Repeat the whole of the data, keeping every detail the same.

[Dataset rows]
□ □ □
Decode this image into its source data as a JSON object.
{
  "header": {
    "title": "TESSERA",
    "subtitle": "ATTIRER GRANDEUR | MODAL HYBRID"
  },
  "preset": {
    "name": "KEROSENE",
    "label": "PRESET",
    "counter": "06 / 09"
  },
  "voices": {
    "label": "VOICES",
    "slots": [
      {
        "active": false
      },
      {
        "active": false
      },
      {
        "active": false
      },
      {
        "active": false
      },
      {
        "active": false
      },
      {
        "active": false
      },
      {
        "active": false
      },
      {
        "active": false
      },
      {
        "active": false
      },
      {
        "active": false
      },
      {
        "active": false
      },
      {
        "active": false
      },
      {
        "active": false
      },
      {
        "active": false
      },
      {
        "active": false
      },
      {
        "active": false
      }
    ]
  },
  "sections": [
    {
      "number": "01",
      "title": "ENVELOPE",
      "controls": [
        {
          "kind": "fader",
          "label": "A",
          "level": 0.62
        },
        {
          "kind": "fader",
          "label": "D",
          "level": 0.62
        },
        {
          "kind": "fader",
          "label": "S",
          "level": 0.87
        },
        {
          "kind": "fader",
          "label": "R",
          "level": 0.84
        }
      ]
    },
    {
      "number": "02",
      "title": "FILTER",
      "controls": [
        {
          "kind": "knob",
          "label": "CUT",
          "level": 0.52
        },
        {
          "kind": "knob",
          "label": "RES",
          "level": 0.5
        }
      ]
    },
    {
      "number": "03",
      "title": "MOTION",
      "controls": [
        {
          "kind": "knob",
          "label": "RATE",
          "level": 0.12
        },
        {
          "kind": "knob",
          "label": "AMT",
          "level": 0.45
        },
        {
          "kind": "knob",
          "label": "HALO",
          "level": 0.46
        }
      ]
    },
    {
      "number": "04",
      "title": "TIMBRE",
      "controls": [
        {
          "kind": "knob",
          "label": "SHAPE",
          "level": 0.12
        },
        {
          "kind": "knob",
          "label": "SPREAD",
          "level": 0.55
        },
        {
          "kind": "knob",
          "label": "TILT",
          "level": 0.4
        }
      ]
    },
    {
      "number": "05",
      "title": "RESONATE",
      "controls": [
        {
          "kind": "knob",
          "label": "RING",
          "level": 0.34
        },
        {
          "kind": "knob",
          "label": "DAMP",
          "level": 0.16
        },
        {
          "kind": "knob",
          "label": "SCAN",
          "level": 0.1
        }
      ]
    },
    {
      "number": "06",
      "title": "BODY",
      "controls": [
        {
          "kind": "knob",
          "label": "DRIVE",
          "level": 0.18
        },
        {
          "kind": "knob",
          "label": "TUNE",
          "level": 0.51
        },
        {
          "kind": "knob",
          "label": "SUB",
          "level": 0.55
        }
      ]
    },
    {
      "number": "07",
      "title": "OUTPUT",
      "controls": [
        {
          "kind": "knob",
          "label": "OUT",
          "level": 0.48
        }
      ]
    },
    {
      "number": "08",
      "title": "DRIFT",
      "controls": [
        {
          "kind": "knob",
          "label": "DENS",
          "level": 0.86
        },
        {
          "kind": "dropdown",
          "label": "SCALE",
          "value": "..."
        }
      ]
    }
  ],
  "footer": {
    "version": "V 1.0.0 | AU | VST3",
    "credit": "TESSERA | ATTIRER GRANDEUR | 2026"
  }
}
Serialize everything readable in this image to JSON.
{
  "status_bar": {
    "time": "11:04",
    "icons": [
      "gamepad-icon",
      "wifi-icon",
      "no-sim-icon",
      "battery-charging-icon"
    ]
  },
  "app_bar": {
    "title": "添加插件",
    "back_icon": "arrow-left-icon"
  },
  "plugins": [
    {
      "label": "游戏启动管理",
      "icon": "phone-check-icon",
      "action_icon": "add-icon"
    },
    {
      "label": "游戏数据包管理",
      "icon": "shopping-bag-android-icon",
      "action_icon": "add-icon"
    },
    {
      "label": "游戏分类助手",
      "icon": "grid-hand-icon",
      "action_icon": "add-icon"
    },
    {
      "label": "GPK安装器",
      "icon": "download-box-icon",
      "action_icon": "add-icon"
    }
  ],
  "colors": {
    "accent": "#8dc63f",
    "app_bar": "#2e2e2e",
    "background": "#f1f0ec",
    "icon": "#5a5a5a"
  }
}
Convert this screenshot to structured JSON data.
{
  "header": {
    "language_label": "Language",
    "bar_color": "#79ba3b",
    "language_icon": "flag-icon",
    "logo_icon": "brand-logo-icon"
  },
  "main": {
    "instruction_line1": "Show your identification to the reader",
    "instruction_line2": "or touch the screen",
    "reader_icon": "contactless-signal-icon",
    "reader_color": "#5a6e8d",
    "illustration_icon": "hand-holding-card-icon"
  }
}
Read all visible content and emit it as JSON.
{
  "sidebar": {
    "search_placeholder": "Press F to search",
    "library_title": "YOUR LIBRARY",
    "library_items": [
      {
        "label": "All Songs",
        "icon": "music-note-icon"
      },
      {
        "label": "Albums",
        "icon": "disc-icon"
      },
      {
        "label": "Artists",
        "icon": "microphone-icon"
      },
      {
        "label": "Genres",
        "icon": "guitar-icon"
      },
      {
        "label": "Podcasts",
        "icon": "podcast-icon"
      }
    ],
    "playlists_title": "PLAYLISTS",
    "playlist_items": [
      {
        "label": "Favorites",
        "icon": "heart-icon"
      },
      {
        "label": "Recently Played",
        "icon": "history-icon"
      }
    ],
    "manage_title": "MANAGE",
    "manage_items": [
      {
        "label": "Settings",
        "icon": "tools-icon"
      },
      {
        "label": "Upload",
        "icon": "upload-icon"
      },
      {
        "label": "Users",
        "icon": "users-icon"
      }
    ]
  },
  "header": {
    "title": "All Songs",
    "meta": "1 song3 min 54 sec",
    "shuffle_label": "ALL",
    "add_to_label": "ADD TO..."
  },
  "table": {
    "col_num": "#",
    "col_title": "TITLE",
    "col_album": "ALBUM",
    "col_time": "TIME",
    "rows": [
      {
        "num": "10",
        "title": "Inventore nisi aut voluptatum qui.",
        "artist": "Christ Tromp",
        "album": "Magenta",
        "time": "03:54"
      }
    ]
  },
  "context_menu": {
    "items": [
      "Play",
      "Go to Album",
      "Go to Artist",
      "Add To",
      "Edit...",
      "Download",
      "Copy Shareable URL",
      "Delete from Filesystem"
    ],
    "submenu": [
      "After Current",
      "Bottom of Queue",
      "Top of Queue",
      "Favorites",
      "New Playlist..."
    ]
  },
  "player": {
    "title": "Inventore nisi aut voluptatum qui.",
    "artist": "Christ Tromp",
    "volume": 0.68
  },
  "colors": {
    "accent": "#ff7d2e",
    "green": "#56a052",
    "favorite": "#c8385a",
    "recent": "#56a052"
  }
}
□ □ □
__SOLUTION TO THIS EXERCISE__.
Decode this image into its source data as a JSON object.
{
  "header": {
    "title": "TESSERA",
    "subtitle": "ATTIRER GRANDEUR | MODAL HYBRID"
  },
  "preset": {
    "name": "KEROSENE",
    "label": "PRESET",
    "counter": "06 / 09"
  },
  "voices": {
    "label": "VOICES",
    "slots": [
      {
        "active": false
      },
      {
        "active": false
      },
      {
        "active": false
      },
      {
        "active": false
      },
      {
        "active": false
      },
      {
        "active": false
      },
      {
        "active": false
      },
      {
        "active": false
      },
      {
        "active": false
      },
      {
        "active": false
      },
      {
        "active": false
      },
      {
        "active": false
      },
      {
        "active": false
      },
      {
        "active": false
      },
      {
        "active": false
      },
      {
        "active": false
      }
    ]
  },
  "sections": [
    {
      "number": "01",
      "title": "ENVELOPE",
      "controls": [
        {
          "kind": "fader",
          "label": "A",
          "level": 0.62
        },
        {
          "kind": "fader",
          "label": "D",
          "level": 0.62
        },
        {
          "kind": "fader",
          "label": "S",
          "level": 0.87
        },
        {
          "kind": "fader",
          "label": "R",
          "level": 0.84
        }
      ]
    },
    {
      "number": "02",
      "title": "FILTER",
      "controls": [
        {
          "kind": "knob",
          "label": "CUT",
          "level": 0.52
        },
        {
          "kind": "knob",
          "label": "RES",
          "level": 0.5
        }
      ]
    },
    {
      "number": "03",
      "title": "MOTION",
      "controls": [
        {
          "kind": "knob",
          "label": "RATE",
          "level": 0.12
        },
        {
          "kind": "knob",
          "label": "AMT",
          "level": 0.45
        },
        {
          "kind": "knob",
          "label": "HALO",
          "level": 0.46
        }
      ]
    },
    {
      "number": "04",
      "title": "TIMBRE",
      "controls": [
        {
          "kind": "knob",
          "label": "SHAPE",
          "level": 0.12
        },
        {
          "kind": "knob",
          "label": "SPREAD",
          "level": 0.55
        },
        {
          "kind": "knob",
          "label": "TILT",
          "level": 0.4
        }
      ]
    },
    {
      "number": "05",
      "title": "RESONATE",
      "controls": [
        {
          "kind": "knob",
          "label": "RING",
          "level": 0.34
        },
        {
          "kind": "knob",
          "label": "DAMP",
          "level": 0.16
        },
        {
          "kind": "knob",
          "label": "SCAN",
          "level": 0.1
        }
      ]
    },
    {
      "number": "06",
      "title": "BODY",
      "controls": [
        {
          "kind": "knob",
          "label": "DRIVE",
          "level": 0.18
        },
        {
          "kind": "knob",
          "label": "TUNE",
          "level": 0.51
        },
        {
          "kind": "knob",
          "label": "SUB",
          "level": 0.55
        }
      ]
    },
    {
      "number": "07",
      "title": "OUTPUT",
      "controls": [
        {
          "kind": "knob",
          "label": "OUT",
          "level": 0.48
        }
      ]
    },
    {
      "number": "08",
      "title": "DRIFT",
      "controls": [
        {
          "kind": "knob",
          "label": "DENS",
          "level": 0.86
        },
        {
          "kind": "dropdown",
          "label": "SCALE",
          "value": "..."
        }
      ]
    }
  ],
  "footer": {
    "version": "V 1.0.0 | AU | VST3",
    "credit": "TESSERA | ATTIRER GRANDEUR | 2026"
  }
}
Serialize everything readable in this image to JSON.
{
  "status_bar": {
    "time": "11:04",
    "icons": [
      "gamepad-icon",
      "wifi-icon",
      "no-sim-icon",
      "battery-charging-icon"
    ]
  },
  "app_bar": {
    "title": "添加插件",
    "back_icon": "arrow-left-icon"
  },
  "plugins": [
    {
      "label": "游戏启动管理",
      "icon": "phone-check-icon",
      "action_icon": "add-icon"
    },
    {
      "label": "游戏数据包管理",
      "icon": "shopping-bag-android-icon",
      "action_icon": "add-icon"
    },
    {
      "label": "游戏分类助手",
      "icon": "grid-hand-icon",
      "action_icon": "add-icon"
    },
    {
      "label": "GPK安装器",
      "icon": "download-box-icon",
      "action_icon": "add-icon"
    }
  ],
  "colors": {
    "accent": "#8dc63f",
    "app_bar": "#2e2e2e",
    "background": "#f1f0ec",
    "icon": "#5a5a5a"
  }
}
Convert this screenshot to structured JSON data.
{
  "header": {
    "language_label": "Language",
    "bar_color": "#79ba3b",
    "language_icon": "flag-icon",
    "logo_icon": "brand-logo-icon"
  },
  "main": {
    "instruction_line1": "Show your identification to the reader",
    "instruction_line2": "or touch the screen",
    "reader_icon": "contactless-signal-icon",
    "reader_color": "#5a6e8d",
    "illustration_icon": "hand-holding-card-icon"
  }
}
Read all visible content and emit it as JSON.
{
  "sidebar": {
    "search_placeholder": "Press F to search",
    "library_title": "YOUR LIBRARY",
    "library_items": [
      {
        "label": "All Songs",
        "icon": "music-note-icon"
      },
      {
        "label": "Albums",
        "icon": "disc-icon"
      },
      {
        "label": "Artists",
        "icon": "microphone-icon"
      },
      {
        "label": "Genres",
        "icon": "guitar-icon"
      },
      {
        "label": "Podcasts",
        "icon": "podcast-icon"
      }
    ],
    "playlists_title": "PLAYLISTS",
    "playlist_items": [
      {
        "label": "Favorites",
        "icon": "heart-icon"
      },
      {
        "label": "Recently Played",
        "icon": "history-icon"
      }
    ],
    "manage_title": "MANAGE",
    "manage_items": [
      {
        "label": "Settings",
        "icon": "tools-icon"
      },
      {
        "label": "Upload",
        "icon": "upload-icon"
      },
      {
        "label": "Users",
        "icon": "users-icon"
      }
    ]
  },
  "header": {
    "title": "All Songs",
    "meta": "1 song3 min 54 sec",
    "shuffle_label": "ALL",
    "add_to_label": "ADD TO..."
  },
  "table": {
    "col_num": "#",
    "col_title": "TITLE",
    "col_album": "ALBUM",
    "col_time": "TIME",
    "rows": [
      {
        "num": "10",
        "title": "Inventore nisi aut voluptatum qui.",
        "artist": "Christ Tromp",
        "album": "Magenta",
        "time": "03:54"
      }
    ]
  },
  "context_menu": {
    "items": [
      "Play",
      "Go to Album",
      "Go to Artist",
      "Add To",
      "Edit...",
      "Download",
      "Copy Shareable URL",
      "Delete from Filesystem"
    ],
    "submenu": [
      "After Current",
      "Bottom of Queue",
      "Top of Queue",
      "Favorites",
      "New Playlist..."
    ]
  },
  "player": {
    "title": "Inventore nisi aut voluptatum qui.",
    "artist": "Christ Tromp",
    "volume": 0.68
  },
  "colors": {
    "accent": "#ff7d2e",
    "green": "#56a052",
    "favorite": "#c8385a",
    "recent": "#56a052"
  }
}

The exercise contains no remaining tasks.